+++ Dataset entries +++
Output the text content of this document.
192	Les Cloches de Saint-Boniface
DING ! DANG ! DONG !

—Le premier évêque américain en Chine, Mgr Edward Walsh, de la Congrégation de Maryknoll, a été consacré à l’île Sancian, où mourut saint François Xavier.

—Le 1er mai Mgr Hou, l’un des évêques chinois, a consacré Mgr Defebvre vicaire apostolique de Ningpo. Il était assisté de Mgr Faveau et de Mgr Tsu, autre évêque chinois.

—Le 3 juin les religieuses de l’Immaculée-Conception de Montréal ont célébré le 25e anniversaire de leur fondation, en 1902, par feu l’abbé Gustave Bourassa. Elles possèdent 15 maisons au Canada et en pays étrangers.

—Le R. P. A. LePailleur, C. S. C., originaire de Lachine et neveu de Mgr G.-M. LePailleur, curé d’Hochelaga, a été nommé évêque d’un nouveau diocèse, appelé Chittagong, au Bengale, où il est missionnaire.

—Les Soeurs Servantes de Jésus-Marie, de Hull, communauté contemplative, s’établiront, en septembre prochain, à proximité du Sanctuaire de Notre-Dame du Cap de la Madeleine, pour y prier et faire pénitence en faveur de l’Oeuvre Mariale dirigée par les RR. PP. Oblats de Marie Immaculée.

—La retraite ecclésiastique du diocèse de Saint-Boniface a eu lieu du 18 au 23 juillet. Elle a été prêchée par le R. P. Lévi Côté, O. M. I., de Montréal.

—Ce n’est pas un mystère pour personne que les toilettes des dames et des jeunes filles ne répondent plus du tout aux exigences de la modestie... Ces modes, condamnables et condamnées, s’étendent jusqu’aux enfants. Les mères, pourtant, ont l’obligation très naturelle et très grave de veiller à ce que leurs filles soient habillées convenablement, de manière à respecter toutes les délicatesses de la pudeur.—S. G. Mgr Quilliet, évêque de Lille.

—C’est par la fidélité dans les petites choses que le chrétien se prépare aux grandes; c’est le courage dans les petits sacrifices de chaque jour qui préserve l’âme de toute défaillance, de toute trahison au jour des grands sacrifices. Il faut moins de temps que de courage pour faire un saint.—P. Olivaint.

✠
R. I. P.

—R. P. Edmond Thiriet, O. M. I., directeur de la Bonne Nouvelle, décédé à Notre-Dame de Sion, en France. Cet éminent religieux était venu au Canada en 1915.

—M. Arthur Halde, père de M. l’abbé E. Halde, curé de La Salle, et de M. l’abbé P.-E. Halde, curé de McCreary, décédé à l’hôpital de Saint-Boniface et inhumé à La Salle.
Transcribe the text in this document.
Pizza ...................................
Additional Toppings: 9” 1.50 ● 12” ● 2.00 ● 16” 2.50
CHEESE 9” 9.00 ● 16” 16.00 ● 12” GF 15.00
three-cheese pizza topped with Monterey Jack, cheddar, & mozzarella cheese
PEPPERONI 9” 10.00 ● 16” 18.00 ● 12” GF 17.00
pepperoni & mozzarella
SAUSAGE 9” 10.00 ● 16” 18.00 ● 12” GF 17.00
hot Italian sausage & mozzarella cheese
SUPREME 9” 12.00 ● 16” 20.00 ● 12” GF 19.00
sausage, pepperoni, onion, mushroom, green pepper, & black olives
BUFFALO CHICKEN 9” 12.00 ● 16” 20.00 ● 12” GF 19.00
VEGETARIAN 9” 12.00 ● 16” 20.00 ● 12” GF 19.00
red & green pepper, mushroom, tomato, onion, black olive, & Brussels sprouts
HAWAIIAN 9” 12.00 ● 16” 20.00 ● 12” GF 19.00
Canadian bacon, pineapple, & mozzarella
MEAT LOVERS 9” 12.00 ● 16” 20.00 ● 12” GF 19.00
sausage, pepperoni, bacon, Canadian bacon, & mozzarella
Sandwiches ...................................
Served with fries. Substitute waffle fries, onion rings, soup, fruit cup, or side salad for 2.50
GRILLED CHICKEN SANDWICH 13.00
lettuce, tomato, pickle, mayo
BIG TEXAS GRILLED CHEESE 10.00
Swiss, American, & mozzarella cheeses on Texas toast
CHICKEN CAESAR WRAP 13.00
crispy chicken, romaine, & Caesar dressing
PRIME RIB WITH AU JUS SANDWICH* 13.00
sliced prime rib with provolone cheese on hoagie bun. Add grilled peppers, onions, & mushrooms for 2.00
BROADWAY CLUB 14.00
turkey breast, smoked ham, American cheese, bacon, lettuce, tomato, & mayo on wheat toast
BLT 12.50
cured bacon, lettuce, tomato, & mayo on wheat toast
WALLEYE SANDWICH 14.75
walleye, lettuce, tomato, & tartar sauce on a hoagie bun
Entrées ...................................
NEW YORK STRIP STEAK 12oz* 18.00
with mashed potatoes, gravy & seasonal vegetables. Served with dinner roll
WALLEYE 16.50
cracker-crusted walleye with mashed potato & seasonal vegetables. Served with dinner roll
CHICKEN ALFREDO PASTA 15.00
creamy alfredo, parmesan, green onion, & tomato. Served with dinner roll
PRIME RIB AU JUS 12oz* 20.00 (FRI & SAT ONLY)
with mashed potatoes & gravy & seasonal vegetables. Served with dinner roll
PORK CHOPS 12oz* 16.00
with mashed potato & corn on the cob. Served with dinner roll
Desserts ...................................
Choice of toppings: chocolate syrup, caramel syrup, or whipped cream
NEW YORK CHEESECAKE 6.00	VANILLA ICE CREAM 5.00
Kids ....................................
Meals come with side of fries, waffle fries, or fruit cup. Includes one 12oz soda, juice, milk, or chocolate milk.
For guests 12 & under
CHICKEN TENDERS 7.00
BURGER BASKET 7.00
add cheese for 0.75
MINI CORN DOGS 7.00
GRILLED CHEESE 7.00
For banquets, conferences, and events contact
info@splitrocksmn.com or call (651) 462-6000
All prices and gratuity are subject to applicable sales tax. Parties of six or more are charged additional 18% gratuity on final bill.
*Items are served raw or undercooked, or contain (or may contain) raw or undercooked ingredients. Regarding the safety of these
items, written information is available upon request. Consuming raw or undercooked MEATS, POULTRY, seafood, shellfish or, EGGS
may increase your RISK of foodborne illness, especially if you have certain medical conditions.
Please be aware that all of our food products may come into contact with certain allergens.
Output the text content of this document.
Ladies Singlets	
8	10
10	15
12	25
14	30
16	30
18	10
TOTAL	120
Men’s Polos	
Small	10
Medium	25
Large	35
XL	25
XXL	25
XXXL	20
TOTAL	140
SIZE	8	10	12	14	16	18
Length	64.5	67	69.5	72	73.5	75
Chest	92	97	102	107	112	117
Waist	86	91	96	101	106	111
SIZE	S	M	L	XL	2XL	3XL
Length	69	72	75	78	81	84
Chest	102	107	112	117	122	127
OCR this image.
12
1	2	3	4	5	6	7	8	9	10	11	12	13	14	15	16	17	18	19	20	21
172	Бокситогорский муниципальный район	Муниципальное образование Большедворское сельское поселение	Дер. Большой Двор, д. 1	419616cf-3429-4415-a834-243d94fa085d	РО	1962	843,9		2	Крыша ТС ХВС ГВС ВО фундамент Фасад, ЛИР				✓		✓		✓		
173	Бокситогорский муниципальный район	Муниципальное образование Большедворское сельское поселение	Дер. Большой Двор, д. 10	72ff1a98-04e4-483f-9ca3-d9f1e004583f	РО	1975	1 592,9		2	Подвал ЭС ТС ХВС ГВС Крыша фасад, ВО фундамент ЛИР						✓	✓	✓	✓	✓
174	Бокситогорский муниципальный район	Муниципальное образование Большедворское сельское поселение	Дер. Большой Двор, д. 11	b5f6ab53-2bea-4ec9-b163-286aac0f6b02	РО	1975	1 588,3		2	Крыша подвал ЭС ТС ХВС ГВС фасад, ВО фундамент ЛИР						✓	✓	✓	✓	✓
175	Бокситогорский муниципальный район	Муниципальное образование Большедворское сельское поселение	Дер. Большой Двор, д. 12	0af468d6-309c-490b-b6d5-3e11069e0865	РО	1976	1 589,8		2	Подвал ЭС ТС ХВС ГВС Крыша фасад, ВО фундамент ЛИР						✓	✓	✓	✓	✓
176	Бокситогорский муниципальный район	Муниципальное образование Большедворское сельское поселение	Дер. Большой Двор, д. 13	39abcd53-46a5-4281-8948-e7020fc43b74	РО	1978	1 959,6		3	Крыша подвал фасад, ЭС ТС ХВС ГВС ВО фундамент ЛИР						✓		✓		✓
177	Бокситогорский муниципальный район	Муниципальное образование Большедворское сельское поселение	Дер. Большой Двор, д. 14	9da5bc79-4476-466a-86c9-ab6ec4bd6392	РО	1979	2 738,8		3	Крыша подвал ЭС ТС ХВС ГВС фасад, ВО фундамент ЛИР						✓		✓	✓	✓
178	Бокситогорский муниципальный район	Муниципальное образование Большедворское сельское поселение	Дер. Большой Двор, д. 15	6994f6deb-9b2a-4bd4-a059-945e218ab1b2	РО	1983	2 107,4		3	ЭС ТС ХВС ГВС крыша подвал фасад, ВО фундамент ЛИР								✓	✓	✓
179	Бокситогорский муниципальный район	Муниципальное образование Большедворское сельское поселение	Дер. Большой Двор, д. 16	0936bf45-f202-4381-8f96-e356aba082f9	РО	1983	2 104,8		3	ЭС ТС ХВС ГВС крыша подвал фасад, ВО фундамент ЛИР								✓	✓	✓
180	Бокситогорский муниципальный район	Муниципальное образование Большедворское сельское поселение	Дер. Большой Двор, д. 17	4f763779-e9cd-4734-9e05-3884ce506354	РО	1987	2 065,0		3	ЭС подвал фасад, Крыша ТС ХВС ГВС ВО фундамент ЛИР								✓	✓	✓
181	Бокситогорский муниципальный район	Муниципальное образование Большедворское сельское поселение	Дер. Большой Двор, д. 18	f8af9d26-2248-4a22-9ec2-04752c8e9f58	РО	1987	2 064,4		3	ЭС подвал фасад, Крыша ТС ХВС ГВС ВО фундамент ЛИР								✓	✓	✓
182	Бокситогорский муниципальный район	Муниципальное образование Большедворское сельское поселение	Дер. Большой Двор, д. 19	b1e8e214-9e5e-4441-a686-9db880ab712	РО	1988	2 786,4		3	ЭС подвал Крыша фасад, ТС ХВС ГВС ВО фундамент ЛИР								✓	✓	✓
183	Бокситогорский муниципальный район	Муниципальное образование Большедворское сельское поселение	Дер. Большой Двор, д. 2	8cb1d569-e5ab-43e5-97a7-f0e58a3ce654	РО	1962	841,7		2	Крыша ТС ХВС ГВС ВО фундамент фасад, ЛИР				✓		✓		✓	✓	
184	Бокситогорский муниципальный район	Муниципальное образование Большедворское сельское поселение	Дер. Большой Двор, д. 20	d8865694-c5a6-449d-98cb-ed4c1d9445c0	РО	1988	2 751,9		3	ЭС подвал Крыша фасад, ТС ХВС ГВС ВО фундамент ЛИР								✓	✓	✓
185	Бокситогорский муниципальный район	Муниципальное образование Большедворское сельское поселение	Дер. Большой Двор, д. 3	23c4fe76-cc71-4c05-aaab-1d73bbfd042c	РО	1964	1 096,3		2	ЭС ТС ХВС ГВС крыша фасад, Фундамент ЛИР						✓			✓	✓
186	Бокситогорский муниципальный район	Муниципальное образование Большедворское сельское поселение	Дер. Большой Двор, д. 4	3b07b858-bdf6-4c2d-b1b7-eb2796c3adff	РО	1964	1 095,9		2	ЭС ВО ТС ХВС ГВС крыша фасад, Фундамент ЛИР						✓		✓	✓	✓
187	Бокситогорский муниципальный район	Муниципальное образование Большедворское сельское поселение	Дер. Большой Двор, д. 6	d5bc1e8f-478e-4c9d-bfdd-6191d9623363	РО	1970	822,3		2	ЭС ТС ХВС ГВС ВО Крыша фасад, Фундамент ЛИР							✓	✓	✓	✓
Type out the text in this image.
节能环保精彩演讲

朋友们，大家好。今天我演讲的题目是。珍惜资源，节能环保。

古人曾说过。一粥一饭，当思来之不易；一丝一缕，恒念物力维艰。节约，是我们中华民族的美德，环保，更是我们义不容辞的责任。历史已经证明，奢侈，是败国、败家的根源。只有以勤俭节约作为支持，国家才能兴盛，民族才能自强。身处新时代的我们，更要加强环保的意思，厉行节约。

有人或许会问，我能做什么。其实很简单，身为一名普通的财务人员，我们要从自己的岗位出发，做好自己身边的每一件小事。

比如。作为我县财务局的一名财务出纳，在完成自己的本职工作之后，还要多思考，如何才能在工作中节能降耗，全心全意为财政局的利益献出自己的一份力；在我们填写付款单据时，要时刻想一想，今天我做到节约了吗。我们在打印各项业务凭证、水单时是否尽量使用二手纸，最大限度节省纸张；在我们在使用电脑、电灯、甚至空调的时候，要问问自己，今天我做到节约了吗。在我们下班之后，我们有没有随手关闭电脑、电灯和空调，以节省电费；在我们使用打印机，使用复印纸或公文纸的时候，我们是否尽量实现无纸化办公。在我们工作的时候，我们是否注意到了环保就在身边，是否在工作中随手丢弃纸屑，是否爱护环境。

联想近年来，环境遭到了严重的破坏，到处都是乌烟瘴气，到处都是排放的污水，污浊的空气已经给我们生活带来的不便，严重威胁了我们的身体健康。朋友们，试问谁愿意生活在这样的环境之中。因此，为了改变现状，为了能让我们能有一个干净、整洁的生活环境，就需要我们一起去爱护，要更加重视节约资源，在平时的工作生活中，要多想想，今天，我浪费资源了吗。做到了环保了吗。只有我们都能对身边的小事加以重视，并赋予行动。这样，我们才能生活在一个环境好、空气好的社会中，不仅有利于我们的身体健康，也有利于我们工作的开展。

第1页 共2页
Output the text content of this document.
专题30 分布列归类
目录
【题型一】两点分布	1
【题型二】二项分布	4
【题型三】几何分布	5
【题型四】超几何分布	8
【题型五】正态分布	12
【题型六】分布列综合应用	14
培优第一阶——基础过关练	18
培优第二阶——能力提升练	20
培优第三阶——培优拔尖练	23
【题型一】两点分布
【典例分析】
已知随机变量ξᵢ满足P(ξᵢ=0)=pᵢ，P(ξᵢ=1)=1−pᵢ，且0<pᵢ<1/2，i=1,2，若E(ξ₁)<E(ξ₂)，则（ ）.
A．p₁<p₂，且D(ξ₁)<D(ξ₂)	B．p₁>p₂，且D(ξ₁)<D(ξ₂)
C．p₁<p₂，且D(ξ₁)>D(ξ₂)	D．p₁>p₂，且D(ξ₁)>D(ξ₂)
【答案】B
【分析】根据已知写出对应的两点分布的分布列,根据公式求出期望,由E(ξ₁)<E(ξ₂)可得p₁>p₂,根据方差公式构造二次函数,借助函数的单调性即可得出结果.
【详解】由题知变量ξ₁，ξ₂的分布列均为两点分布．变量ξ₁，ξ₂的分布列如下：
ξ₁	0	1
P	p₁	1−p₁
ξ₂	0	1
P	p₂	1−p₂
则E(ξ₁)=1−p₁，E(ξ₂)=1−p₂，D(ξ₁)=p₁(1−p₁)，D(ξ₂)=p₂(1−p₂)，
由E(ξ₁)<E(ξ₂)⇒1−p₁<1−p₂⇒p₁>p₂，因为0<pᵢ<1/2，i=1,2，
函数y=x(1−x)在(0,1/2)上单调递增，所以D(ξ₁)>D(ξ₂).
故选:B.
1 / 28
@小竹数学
+++
What is needed » Show each line in the entries that holds the string "mashed".

Finished exercise »
with mashed potatoes, gravy & seasonal vegetables. Served with dinner roll
cracker-crusted walleye with mashed potato & seasonal vegetables. Served with dinner roll
with mashed potatoes & gravy & seasonal vegetables. Served with dinner roll
with mashed potato & corn on the cob. Served with dinner roll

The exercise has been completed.